What needs to be done:
Scan the lines below; pull out those with "headline".

** start Supplied data **

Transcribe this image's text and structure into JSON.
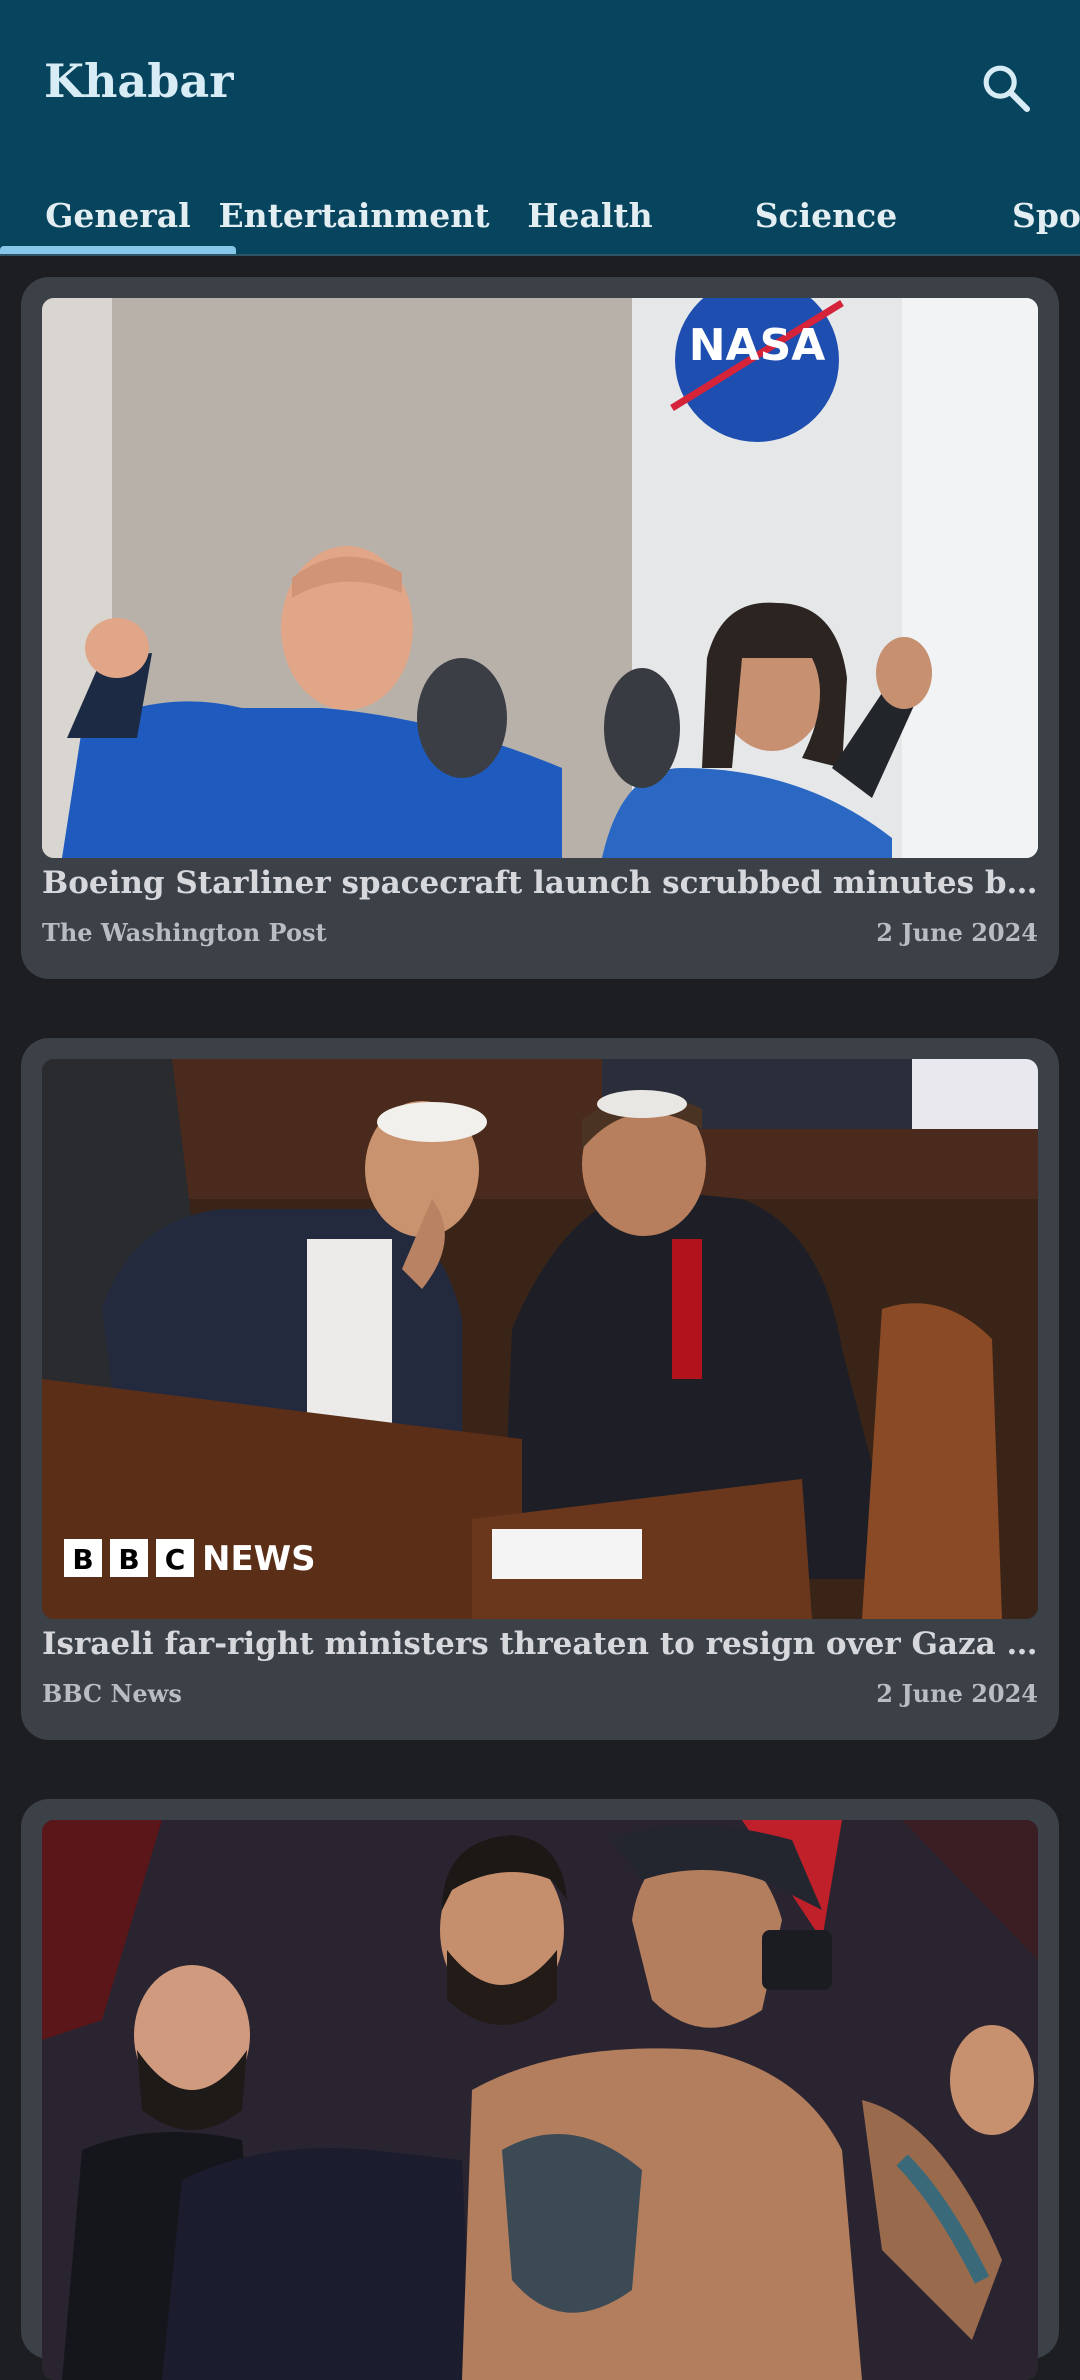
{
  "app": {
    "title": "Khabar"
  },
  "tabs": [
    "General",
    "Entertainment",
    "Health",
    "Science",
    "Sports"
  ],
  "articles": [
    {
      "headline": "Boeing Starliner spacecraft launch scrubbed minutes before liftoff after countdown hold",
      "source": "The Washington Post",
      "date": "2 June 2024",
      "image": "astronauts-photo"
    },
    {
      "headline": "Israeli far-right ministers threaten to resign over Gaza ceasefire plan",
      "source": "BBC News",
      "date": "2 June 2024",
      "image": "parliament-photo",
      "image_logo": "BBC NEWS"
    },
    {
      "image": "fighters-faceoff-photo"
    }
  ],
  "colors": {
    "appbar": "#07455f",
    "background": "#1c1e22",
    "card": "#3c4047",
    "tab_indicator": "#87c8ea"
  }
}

** end Supplied data **
** start Supplied data **

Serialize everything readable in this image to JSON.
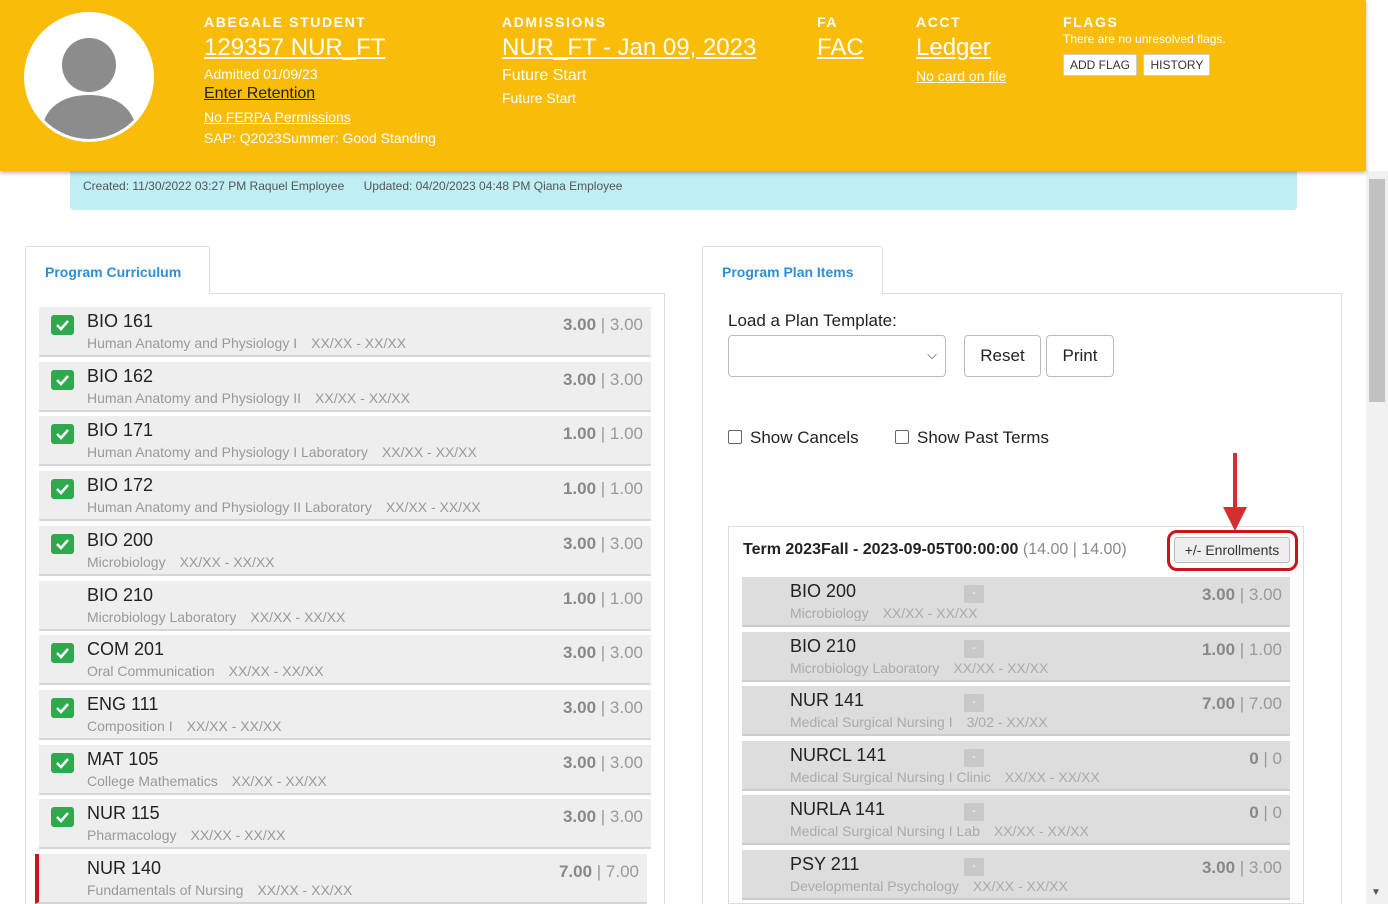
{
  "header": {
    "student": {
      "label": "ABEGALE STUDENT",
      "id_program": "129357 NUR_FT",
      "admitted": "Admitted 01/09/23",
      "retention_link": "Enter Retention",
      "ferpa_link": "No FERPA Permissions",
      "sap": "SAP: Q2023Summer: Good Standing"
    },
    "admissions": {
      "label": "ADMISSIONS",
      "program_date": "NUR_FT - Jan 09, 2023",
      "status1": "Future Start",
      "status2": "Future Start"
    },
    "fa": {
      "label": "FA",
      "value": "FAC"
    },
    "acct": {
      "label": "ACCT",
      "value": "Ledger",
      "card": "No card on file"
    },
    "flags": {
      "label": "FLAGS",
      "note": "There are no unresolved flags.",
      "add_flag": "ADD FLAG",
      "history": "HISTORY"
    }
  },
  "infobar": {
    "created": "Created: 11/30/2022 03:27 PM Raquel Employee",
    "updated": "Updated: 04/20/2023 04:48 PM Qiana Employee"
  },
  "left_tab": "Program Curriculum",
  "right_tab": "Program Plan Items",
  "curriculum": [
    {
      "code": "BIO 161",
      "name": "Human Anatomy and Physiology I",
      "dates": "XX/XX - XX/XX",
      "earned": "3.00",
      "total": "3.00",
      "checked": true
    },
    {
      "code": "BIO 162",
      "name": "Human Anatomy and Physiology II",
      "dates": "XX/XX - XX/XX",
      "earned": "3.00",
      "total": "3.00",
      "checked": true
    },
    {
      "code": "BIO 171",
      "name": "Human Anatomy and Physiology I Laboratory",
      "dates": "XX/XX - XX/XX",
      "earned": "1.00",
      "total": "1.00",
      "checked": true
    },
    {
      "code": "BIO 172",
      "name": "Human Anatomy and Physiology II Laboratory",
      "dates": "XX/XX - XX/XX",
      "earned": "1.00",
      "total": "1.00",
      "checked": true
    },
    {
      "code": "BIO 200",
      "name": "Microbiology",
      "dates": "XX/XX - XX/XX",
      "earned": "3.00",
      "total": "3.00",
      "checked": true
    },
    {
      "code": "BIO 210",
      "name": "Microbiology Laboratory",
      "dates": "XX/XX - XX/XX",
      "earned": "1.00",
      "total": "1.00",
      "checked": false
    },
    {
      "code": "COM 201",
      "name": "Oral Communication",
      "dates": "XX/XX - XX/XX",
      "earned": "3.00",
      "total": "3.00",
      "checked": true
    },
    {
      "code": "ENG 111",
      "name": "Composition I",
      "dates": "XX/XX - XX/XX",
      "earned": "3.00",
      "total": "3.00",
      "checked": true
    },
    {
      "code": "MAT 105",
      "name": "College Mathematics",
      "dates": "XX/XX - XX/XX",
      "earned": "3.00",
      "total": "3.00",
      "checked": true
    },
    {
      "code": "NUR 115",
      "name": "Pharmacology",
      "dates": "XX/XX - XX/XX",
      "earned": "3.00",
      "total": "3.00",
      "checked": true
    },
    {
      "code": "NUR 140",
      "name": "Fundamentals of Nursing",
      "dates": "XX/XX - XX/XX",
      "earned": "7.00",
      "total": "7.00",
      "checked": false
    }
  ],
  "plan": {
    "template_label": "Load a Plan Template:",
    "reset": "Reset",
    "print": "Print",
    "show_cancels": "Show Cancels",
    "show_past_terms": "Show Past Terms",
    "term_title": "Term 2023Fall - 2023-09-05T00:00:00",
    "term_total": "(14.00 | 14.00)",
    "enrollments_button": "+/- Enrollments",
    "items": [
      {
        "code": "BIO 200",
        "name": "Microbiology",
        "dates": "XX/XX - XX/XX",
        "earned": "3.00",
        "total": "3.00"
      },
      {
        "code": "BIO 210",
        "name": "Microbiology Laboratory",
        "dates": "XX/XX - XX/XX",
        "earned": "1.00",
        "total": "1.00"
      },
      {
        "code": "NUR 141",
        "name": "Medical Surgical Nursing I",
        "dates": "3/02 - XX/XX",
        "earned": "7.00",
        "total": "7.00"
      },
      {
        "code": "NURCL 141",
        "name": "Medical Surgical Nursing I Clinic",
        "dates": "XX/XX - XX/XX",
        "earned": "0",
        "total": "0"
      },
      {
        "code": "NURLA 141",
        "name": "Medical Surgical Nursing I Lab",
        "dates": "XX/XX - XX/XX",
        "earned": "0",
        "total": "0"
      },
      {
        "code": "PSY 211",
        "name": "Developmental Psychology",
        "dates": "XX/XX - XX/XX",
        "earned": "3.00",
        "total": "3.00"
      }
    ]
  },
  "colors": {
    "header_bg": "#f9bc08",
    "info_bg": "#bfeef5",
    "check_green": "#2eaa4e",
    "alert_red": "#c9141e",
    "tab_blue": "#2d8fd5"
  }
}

** end Supplied data **

Result of the task:
      "headline": "Boeing Starliner spacecraft launch scrubbed minutes before liftoff after countdown hold",
      "headline": "Israeli far-right ministers threaten to resign over Gaza ceasefire plan",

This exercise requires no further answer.